-- start of Available data --

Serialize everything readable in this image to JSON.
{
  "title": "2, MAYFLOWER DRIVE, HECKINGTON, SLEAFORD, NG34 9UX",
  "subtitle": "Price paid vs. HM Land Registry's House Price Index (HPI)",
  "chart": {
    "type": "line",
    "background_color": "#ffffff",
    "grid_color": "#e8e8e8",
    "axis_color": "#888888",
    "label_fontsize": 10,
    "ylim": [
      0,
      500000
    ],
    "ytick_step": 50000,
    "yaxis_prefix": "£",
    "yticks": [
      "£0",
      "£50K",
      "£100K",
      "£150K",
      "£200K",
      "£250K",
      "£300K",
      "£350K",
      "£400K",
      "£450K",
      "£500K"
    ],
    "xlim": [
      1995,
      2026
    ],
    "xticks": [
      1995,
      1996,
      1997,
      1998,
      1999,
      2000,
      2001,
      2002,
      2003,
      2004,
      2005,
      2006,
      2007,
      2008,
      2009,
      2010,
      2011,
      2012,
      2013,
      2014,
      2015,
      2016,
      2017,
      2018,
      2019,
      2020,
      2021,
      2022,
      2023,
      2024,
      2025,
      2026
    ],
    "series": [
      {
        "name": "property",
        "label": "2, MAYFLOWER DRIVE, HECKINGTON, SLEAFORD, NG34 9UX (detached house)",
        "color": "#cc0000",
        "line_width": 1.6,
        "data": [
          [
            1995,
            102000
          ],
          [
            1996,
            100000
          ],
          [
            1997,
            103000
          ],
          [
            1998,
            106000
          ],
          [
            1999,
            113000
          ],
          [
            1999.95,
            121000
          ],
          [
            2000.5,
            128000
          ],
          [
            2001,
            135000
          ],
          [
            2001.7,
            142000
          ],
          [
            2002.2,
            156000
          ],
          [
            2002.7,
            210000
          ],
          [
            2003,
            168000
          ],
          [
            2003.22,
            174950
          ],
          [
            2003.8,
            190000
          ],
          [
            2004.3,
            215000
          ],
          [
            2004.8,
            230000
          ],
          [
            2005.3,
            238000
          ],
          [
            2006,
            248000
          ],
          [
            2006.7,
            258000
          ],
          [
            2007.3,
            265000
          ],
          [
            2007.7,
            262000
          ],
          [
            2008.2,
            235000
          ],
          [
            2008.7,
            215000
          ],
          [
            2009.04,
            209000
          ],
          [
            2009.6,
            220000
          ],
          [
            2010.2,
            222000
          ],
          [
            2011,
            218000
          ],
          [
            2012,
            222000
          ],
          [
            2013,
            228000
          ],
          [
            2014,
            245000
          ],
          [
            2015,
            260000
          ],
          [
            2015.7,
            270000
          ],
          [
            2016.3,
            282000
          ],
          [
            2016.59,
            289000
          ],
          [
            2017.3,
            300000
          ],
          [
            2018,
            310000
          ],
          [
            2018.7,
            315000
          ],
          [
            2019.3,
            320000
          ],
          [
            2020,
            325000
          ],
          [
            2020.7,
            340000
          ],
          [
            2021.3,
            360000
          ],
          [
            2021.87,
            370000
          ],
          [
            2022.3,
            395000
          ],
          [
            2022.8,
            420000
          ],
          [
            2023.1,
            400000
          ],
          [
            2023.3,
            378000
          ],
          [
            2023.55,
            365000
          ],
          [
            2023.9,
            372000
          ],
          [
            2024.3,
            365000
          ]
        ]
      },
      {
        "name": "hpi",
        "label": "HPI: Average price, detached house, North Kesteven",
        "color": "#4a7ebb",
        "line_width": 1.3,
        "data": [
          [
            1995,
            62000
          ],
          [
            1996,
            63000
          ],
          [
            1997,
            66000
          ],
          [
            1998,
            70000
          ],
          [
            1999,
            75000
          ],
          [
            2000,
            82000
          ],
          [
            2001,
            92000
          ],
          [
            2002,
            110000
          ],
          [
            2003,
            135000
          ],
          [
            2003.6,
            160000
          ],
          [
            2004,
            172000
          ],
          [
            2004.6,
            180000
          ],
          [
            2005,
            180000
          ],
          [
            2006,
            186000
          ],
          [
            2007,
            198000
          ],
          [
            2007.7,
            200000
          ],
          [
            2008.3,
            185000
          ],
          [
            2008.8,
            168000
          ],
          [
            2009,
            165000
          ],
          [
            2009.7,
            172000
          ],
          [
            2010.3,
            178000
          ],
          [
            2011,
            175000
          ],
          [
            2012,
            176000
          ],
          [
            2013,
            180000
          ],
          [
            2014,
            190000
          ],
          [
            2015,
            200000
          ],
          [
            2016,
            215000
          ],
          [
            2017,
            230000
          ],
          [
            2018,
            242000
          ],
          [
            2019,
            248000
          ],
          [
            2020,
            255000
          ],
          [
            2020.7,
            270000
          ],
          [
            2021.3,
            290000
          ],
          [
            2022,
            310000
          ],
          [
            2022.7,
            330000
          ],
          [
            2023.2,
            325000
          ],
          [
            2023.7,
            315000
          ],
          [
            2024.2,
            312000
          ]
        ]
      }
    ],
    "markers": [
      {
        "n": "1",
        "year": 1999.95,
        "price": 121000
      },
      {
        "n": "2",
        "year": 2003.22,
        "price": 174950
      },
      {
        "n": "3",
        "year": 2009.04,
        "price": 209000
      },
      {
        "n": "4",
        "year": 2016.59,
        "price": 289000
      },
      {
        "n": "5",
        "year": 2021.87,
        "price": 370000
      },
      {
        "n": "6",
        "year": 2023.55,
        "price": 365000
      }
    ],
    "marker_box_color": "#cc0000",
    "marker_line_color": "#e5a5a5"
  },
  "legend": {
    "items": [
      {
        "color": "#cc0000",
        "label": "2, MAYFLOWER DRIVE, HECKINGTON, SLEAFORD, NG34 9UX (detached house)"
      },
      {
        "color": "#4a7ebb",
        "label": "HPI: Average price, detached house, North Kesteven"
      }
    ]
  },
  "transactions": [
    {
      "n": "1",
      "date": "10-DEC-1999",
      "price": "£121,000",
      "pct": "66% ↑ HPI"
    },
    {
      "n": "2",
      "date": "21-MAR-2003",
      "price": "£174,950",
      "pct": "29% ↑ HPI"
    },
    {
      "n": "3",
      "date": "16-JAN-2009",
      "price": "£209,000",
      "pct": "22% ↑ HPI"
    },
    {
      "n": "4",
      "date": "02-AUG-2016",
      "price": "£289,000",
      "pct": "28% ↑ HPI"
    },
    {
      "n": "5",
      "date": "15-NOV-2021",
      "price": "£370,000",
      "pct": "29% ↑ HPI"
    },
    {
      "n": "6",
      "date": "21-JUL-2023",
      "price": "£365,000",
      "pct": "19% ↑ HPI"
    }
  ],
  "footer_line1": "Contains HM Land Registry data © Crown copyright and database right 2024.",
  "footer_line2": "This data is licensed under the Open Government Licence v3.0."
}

-- end of Available data --

[Set exercise] Print the listing above in its entirety, with every line exact.

[Answer to this problem]
Serialize everything readable in this image to JSON.
{
  "title": "2, MAYFLOWER DRIVE, HECKINGTON, SLEAFORD, NG34 9UX",
  "subtitle": "Price paid vs. HM Land Registry's House Price Index (HPI)",
  "chart": {
    "type": "line",
    "background_color": "#ffffff",
    "grid_color": "#e8e8e8",
    "axis_color": "#888888",
    "label_fontsize": 10,
    "ylim": [
      0,
      500000
    ],
    "ytick_step": 50000,
    "yaxis_prefix": "£",
    "yticks": [
      "£0",
      "£50K",
      "£100K",
      "£150K",
      "£200K",
      "£250K",
      "£300K",
      "£350K",
      "£400K",
      "£450K",
      "£500K"
    ],
    "xlim": [
      1995,
      2026
    ],
    "xticks": [
      1995,
      1996,
      1997,
      1998,
      1999,
      2000,
      2001,
      2002,
      2003,
      2004,
      2005,
      2006,
      2007,
      2008,
      2009,
      2010,
      2011,
      2012,
      2013,
      2014,
      2015,
      2016,
      2017,
      2018,
      2019,
      2020,
      2021,
      2022,
      2023,
      2024,
      2025,
      2026
    ],
    "series": [
      {
        "name": "property",
        "label": "2, MAYFLOWER DRIVE, HECKINGTON, SLEAFORD, NG34 9UX (detached house)",
        "color": "#cc0000",
        "line_width": 1.6,
        "data": [
          [
            1995,
            102000
          ],
          [
            1996,
            100000
          ],
          [
            1997,
            103000
          ],
          [
            1998,
            106000
          ],
          [
            1999,
            113000
          ],
          [
            1999.95,
            121000
          ],
          [
            2000.5,
            128000
          ],
          [
            2001,
            135000
          ],
          [
            2001.7,
            142000
          ],
          [
            2002.2,
            156000
          ],
          [
            2002.7,
            210000
          ],
          [
            2003,
            168000
          ],
          [
            2003.22,
            174950
          ],
          [
            2003.8,
            190000
          ],
          [
            2004.3,
            215000
          ],
          [
            2004.8,
            230000
          ],
          [
            2005.3,
            238000
          ],
          [
            2006,
            248000
          ],
          [
            2006.7,
            258000
          ],
          [
            2007.3,
            265000
          ],
          [
            2007.7,
            262000
          ],
          [
            2008.2,
            235000
          ],
          [
            2008.7,
            215000
          ],
          [
            2009.04,
            209000
          ],
          [
            2009.6,
            220000
          ],
          [
            2010.2,
            222000
          ],
          [
            2011,
            218000
          ],
          [
            2012,
            222000
          ],
          [
            2013,
            228000
          ],
          [
            2014,
            245000
          ],
          [
            2015,
            260000
          ],
          [
            2015.7,
            270000
          ],
          [
            2016.3,
            282000
          ],
          [
            2016.59,
            289000
          ],
          [
            2017.3,
            300000
          ],
          [
            2018,
            310000
          ],
          [
            2018.7,
            315000
          ],
          [
            2019.3,
            320000
          ],
          [
            2020,
            325000
          ],
          [
            2020.7,
            340000
          ],
          [
            2021.3,
            360000
          ],
          [
            2021.87,
            370000
          ],
          [
            2022.3,
            395000
          ],
          [
            2022.8,
            420000
          ],
          [
            2023.1,
            400000
          ],
          [
            2023.3,
            378000
          ],
          [
            2023.55,
            365000
          ],
          [
            2023.9,
            372000
          ],
          [
            2024.3,
            365000
          ]
        ]
      },
      {
        "name": "hpi",
        "label": "HPI: Average price, detached house, North Kesteven",
        "color": "#4a7ebb",
        "line_width": 1.3,
        "data": [
          [
            1995,
            62000
          ],
          [
            1996,
            63000
          ],
          [
            1997,
            66000
          ],
          [
            1998,
            70000
          ],
          [
            1999,
            75000
          ],
          [
            2000,
            82000
          ],
          [
            2001,
            92000
          ],
          [
            2002,
            110000
          ],
          [
            2003,
            135000
          ],
          [
            2003.6,
            160000
          ],
          [
            2004,
            172000
          ],
          [
            2004.6,
            180000
          ],
          [
            2005,
            180000
          ],
          [
            2006,
            186000
          ],
          [
            2007,
            198000
          ],
          [
            2007.7,
            200000
          ],
          [
            2008.3,
            185000
          ],
          [
            2008.8,
            168000
          ],
          [
            2009,
            165000
          ],
          [
            2009.7,
            172000
          ],
          [
            2010.3,
            178000
          ],
          [
            2011,
            175000
          ],
          [
            2012,
            176000
          ],
          [
            2013,
            180000
          ],
          [
            2014,
            190000
          ],
          [
            2015,
            200000
          ],
          [
            2016,
            215000
          ],
          [
            2017,
            230000
          ],
          [
            2018,
            242000
          ],
          [
            2019,
            248000
          ],
          [
            2020,
            255000
          ],
          [
            2020.7,
            270000
          ],
          [
            2021.3,
            290000
          ],
          [
            2022,
            310000
          ],
          [
            2022.7,
            330000
          ],
          [
            2023.2,
            325000
          ],
          [
            2023.7,
            315000
          ],
          [
            2024.2,
            312000
          ]
        ]
      }
    ],
    "markers": [
      {
        "n": "1",
        "year": 1999.95,
        "price": 121000
      },
      {
        "n": "2",
        "year": 2003.22,
        "price": 174950
      },
      {
        "n": "3",
        "year": 2009.04,
        "price": 209000
      },
      {
        "n": "4",
        "year": 2016.59,
        "price": 289000
      },
      {
        "n": "5",
        "year": 2021.87,
        "price": 370000
      },
      {
        "n": "6",
        "year": 2023.55,
        "price": 365000
      }
    ],
    "marker_box_color": "#cc0000",
    "marker_line_color": "#e5a5a5"
  },
  "legend": {
    "items": [
      {
        "color": "#cc0000",
        "label": "2, MAYFLOWER DRIVE, HECKINGTON, SLEAFORD, NG34 9UX (detached house)"
      },
      {
        "color": "#4a7ebb",
        "label": "HPI: Average price, detached house, North Kesteven"
      }
    ]
  },
  "transactions": [
    {
      "n": "1",
      "date": "10-DEC-1999",
      "price": "£121,000",
      "pct": "66% ↑ HPI"
    },
    {
      "n": "2",
      "date": "21-MAR-2003",
      "price": "£174,950",
      "pct": "29% ↑ HPI"
    },
    {
      "n": "3",
      "date": "16-JAN-2009",
      "price": "£209,000",
      "pct": "22% ↑ HPI"
    },
    {
      "n": "4",
      "date": "02-AUG-2016",
      "price": "£289,000",
      "pct": "28% ↑ HPI"
    },
    {
      "n": "5",
      "date": "15-NOV-2021",
      "price": "£370,000",
      "pct": "29% ↑ HPI"
    },
    {
      "n": "6",
      "date": "21-JUL-2023",
      "price": "£365,000",
      "pct": "19% ↑ HPI"
    }
  ],
  "footer_line1": "Contains HM Land Registry data © Crown copyright and database right 2024.",
  "footer_line2": "This data is licensed under the Open Government Licence v3.0."
}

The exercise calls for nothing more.